What is asked:
In the listing below, locate the lines bearing the word "this". Copy every one of them.

Listed records:

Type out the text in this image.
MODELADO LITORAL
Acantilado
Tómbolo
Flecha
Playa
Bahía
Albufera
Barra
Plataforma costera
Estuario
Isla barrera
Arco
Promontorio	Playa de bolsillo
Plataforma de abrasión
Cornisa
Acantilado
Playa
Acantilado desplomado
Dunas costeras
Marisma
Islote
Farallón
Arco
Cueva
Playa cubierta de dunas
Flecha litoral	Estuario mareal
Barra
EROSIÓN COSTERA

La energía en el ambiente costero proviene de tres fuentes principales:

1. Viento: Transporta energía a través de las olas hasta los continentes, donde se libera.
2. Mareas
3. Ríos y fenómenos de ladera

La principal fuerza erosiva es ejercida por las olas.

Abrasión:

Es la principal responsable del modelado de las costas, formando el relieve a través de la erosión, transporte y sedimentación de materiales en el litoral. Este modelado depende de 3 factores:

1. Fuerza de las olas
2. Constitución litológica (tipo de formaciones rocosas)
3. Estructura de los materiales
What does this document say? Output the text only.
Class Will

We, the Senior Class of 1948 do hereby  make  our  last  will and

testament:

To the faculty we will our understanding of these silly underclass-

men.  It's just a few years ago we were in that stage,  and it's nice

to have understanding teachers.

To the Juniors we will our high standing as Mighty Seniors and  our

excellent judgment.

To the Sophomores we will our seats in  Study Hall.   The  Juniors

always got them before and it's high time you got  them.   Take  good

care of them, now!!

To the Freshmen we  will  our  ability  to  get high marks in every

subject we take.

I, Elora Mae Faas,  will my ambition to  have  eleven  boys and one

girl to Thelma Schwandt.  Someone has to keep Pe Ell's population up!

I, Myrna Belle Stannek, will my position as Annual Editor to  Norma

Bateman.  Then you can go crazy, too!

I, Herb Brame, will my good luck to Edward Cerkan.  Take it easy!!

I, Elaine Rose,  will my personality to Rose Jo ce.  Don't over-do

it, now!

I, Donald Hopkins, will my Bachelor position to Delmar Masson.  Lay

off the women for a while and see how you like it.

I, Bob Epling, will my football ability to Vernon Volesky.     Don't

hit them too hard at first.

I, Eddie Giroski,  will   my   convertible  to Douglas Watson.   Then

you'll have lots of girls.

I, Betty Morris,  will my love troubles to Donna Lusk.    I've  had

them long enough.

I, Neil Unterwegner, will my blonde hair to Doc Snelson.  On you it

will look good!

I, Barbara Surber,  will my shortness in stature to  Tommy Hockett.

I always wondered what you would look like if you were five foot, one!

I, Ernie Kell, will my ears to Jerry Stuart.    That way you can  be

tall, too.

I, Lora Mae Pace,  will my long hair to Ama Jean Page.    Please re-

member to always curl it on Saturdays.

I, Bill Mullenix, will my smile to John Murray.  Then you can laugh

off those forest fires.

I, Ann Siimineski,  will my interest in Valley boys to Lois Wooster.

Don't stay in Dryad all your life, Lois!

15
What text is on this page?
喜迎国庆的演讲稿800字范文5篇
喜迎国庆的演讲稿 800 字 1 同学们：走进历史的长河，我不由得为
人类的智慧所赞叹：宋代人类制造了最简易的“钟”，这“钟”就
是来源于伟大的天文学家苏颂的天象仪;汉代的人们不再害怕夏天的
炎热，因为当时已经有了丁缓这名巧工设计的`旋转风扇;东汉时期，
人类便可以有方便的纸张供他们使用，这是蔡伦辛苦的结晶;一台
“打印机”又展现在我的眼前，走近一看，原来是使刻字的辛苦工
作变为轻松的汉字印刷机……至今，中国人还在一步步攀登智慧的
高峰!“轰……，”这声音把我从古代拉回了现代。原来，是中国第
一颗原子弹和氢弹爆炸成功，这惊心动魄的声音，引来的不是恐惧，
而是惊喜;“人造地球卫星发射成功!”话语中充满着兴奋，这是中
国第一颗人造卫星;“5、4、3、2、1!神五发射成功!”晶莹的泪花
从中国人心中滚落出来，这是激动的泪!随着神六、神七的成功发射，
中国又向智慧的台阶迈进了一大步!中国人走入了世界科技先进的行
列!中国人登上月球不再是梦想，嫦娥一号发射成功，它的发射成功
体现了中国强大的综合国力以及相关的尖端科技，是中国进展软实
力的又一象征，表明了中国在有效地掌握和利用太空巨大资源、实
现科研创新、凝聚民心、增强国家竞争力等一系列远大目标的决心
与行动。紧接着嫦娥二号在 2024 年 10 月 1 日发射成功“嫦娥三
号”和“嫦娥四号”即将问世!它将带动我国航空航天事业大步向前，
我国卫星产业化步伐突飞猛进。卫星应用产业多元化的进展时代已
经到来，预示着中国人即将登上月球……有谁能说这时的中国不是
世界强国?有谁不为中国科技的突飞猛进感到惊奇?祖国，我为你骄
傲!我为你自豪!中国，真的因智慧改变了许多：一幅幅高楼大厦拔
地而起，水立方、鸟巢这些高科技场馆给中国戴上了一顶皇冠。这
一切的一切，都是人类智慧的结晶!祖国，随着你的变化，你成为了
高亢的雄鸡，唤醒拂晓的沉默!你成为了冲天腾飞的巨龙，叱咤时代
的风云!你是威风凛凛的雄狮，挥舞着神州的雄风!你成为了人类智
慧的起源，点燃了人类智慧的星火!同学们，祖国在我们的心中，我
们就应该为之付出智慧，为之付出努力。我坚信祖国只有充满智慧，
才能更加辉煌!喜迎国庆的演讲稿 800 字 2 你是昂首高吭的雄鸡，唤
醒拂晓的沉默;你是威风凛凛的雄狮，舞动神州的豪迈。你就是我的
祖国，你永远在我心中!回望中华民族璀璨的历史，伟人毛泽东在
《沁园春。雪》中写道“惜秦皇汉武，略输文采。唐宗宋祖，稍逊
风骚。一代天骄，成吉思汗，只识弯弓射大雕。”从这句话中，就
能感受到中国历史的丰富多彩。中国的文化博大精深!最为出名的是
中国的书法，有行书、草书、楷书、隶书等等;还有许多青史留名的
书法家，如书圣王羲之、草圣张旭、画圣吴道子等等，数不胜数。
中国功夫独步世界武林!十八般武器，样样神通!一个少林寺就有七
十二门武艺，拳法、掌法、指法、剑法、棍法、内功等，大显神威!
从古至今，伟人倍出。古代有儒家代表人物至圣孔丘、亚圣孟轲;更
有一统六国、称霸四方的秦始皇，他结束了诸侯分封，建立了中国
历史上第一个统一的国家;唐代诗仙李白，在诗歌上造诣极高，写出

Exercise response:
Type out the text in this image.
What does this document say? Output the text only.
What text is on this page?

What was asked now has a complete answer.